# PASSAGE FOR REVIEW
==========
Raj Makanjee, head of FNB Retail, says it is only since home loans were repriced after the crisis that these loans have started generating healthy returns on equity.

Standard Bank’s head of home loans, Andrew van der Hoven, says 80%-85% loans are now more typical, and most clients get charged just above prime. "Very few clients would now get prime minus 2% — perhaps just long-standing wealth customers who are getting a bond from us for the second time."

Lee says a home loan is very appealing because of the long-term relationship it leads to and the greater opportunities it gives banks to cross-sell products and services to a new customer.

Despite their ability to lock in customers over decades, scrapping on price is uncommon and mortgage rates vary little between the banks. Yet homeowners are clearly keen to get rid of their debt as quickly as possible: the average mortgage is paid off over seven or eight years.

In contrast, in the UK mortgages are churned between providers every two years.

Banks are anxious to portray home loans as a way they carry out a social good. Van der Hoven says Standard Bank’s mission statement is "Africa is our home and we aim to grow its wealth".
==========
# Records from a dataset
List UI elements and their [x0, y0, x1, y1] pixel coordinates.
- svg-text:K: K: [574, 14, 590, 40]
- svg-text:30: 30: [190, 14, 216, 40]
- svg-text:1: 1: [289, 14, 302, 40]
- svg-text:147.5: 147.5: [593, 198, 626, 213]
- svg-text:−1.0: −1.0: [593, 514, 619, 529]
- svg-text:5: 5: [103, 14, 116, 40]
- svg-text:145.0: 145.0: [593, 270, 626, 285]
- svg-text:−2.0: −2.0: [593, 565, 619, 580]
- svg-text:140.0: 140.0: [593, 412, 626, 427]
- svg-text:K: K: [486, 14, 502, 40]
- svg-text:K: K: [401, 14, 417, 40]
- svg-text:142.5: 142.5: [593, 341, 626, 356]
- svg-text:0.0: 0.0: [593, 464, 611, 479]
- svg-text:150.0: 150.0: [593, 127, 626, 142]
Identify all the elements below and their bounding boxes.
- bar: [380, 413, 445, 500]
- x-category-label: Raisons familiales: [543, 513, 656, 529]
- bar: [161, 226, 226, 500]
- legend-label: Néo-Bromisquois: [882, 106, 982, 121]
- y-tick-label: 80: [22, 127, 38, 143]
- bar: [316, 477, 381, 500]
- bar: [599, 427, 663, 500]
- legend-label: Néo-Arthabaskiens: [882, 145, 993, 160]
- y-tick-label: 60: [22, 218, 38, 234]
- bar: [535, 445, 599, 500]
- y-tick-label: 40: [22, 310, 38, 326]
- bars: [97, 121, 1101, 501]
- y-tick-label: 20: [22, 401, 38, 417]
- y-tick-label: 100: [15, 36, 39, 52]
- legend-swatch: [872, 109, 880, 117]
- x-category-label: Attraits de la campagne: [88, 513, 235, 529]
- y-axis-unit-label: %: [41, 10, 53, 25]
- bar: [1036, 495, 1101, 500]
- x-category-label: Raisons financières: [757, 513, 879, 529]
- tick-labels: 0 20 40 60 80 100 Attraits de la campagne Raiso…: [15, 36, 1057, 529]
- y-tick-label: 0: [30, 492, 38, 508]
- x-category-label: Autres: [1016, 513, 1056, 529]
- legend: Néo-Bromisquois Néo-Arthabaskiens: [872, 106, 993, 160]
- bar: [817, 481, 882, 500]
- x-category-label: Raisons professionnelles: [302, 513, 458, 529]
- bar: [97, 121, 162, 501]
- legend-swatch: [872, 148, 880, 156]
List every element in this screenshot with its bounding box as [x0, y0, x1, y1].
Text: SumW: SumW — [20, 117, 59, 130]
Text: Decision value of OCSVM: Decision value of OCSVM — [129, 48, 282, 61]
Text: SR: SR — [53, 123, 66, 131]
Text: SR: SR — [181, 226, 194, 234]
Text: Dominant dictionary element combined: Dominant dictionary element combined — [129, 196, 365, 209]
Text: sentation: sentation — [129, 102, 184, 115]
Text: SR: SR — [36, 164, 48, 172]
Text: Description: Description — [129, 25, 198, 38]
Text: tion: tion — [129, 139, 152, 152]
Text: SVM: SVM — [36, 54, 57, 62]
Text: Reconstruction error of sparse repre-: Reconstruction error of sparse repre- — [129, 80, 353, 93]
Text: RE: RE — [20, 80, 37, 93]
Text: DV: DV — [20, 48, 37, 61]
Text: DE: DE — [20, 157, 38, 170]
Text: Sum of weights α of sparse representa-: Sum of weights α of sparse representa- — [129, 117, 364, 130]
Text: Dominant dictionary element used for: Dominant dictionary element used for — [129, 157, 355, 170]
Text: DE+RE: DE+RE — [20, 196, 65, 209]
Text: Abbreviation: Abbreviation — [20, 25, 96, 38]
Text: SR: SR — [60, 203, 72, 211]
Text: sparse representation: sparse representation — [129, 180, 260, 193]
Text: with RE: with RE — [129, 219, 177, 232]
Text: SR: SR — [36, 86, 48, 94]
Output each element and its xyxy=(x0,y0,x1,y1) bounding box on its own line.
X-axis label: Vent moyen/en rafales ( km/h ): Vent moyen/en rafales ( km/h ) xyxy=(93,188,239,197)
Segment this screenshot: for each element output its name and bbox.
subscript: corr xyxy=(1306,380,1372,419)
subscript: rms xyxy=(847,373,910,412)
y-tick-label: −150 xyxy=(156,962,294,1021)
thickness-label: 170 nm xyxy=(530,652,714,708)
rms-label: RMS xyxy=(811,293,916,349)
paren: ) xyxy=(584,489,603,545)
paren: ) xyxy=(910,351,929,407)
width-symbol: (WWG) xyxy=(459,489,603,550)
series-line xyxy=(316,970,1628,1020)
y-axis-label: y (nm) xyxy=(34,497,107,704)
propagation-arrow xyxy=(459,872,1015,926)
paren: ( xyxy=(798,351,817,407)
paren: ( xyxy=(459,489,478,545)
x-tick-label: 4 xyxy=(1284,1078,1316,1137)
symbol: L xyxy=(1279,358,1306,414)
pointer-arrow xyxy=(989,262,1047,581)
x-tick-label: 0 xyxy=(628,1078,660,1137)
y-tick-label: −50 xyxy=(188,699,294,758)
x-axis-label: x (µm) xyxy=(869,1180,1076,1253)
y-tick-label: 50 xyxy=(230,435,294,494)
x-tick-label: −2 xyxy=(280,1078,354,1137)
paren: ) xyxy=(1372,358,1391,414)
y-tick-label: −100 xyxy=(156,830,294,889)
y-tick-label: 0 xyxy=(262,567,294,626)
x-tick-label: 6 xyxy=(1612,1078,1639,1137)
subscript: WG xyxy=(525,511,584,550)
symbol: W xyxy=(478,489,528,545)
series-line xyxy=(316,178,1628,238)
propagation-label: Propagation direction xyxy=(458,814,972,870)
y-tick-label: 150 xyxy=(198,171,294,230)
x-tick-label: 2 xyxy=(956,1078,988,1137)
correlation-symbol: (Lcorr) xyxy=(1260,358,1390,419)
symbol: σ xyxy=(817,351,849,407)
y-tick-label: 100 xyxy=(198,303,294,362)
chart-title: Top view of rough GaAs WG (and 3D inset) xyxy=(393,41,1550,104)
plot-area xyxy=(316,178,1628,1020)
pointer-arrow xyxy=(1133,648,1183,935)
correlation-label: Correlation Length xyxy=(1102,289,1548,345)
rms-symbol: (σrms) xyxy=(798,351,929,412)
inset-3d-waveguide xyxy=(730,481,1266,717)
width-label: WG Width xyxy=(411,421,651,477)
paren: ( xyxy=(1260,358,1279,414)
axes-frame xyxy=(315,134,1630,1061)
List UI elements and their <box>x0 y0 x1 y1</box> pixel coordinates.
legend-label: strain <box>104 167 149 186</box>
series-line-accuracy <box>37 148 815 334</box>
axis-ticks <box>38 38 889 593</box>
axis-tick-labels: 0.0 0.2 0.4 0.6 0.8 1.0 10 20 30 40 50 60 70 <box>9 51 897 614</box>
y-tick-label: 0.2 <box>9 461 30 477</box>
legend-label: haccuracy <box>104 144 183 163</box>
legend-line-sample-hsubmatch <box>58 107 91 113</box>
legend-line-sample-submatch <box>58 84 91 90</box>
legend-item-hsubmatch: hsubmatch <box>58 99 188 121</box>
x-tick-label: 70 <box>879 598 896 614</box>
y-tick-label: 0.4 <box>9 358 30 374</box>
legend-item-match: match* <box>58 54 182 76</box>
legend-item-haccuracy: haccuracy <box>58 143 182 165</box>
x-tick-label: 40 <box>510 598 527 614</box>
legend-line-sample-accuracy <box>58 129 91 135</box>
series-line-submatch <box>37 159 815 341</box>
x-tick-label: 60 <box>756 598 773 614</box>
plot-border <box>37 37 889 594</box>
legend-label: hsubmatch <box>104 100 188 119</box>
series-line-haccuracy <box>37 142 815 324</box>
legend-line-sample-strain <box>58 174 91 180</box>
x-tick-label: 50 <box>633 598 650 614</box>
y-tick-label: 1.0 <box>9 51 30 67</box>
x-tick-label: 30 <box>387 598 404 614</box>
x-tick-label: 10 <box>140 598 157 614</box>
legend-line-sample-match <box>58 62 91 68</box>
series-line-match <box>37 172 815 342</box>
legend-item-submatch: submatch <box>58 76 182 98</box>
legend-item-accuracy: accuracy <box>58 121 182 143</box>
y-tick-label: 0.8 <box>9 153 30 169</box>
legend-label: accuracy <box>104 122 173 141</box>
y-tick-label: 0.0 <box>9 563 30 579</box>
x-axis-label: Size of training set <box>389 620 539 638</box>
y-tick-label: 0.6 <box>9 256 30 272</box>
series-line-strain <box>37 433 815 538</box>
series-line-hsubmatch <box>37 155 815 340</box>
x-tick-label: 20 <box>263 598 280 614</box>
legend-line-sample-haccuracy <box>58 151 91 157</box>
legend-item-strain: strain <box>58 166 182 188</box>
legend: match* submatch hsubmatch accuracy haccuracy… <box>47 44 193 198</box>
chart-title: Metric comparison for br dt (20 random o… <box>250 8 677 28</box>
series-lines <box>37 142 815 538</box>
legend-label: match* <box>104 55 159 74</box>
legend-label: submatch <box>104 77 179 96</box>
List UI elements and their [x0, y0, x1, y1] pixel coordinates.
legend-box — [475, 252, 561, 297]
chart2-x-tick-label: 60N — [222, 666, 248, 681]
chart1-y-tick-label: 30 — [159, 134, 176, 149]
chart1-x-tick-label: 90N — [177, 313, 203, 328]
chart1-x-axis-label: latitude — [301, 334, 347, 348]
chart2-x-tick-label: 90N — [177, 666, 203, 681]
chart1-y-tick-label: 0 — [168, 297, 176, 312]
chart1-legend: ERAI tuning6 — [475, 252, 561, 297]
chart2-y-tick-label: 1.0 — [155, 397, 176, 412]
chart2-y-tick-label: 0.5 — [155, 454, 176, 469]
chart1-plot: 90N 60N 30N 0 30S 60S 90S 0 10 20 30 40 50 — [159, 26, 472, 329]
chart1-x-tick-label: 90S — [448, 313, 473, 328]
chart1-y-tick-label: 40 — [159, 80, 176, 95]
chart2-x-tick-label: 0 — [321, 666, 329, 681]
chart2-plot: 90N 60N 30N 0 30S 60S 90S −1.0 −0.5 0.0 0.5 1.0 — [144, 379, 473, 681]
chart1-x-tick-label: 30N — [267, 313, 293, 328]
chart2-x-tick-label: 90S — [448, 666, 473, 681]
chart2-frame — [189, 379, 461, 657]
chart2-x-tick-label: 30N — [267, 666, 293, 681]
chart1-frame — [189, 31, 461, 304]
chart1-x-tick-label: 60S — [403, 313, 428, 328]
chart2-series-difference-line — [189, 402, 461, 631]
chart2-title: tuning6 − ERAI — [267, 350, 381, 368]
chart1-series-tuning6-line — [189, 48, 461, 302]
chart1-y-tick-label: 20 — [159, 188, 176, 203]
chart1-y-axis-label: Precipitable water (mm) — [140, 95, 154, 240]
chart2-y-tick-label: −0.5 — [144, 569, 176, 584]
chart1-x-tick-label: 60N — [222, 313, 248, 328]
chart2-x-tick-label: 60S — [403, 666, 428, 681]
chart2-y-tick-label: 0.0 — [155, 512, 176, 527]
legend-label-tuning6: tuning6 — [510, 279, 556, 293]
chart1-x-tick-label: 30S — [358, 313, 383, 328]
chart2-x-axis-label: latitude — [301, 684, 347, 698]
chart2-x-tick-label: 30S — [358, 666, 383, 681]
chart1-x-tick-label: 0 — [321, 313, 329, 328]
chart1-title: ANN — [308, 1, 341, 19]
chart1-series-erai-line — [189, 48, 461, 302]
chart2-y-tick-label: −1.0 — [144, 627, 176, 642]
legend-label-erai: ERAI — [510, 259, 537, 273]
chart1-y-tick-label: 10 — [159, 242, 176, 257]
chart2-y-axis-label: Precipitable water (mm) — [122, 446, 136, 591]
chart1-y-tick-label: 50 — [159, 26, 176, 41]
==========
# PROMPT 1
In the home loans passage, how many years does it take to pay off the average mortgage?
# PROMPT 2
Resume the home loans passage after its last sentence.

# EXPECTED ANSWER 1
The average mortgage is paid off over seven or eight years.

# EXPECTED ANSWER 2
That was one of the reasons it decided in 2011 to spearhead an aggressive growth strategy in home loans. It proved to be very good timing as the historical market leader, Absa, was forced to cut its risk appetite significantly under pressure from its then parent, Barclays.

Lee says London-based Barclays had its own views about the amount of risk it was prepared to take in Africa, and risk control, rather than growth, was the key driver.

Absa’s withdrawal allowed Standard Bank to swoop in, and it built strong relationships with mortgage originators such as SA Home Loans and Ooba.

That paid off handsomely: over a decade Standard Bank’s market share increased by 10%.

While Absa is clearly keen to reclaim top spot it’s not exactly indulging in a lending free-for-all: Lee says the deposit requirements have been tightened, from 13% to 17% of the loan value.

Meanwhile, Van der Hoven says Standard Bank’s market share is topping out and it has begun withdrawing from some higher-risk buckets. Research from consultants Genesis shows that Standard Bank’s market share has fallen by 0.75% over the past year, with almost all of this going to either FirstRand (up 0.38%) or Absa (up 0.28%), with much smaller increases at Nedbank and Investec.

Nedbank’s home loans increased by 3.4% in the first half, which was ahead of the very poor overall market in the year to date. Of its 295,000 home loans customers, 40% also do their transactional banking at Nedbank.

Increasingly, would-be buyers are being put off by the cost of home ownership.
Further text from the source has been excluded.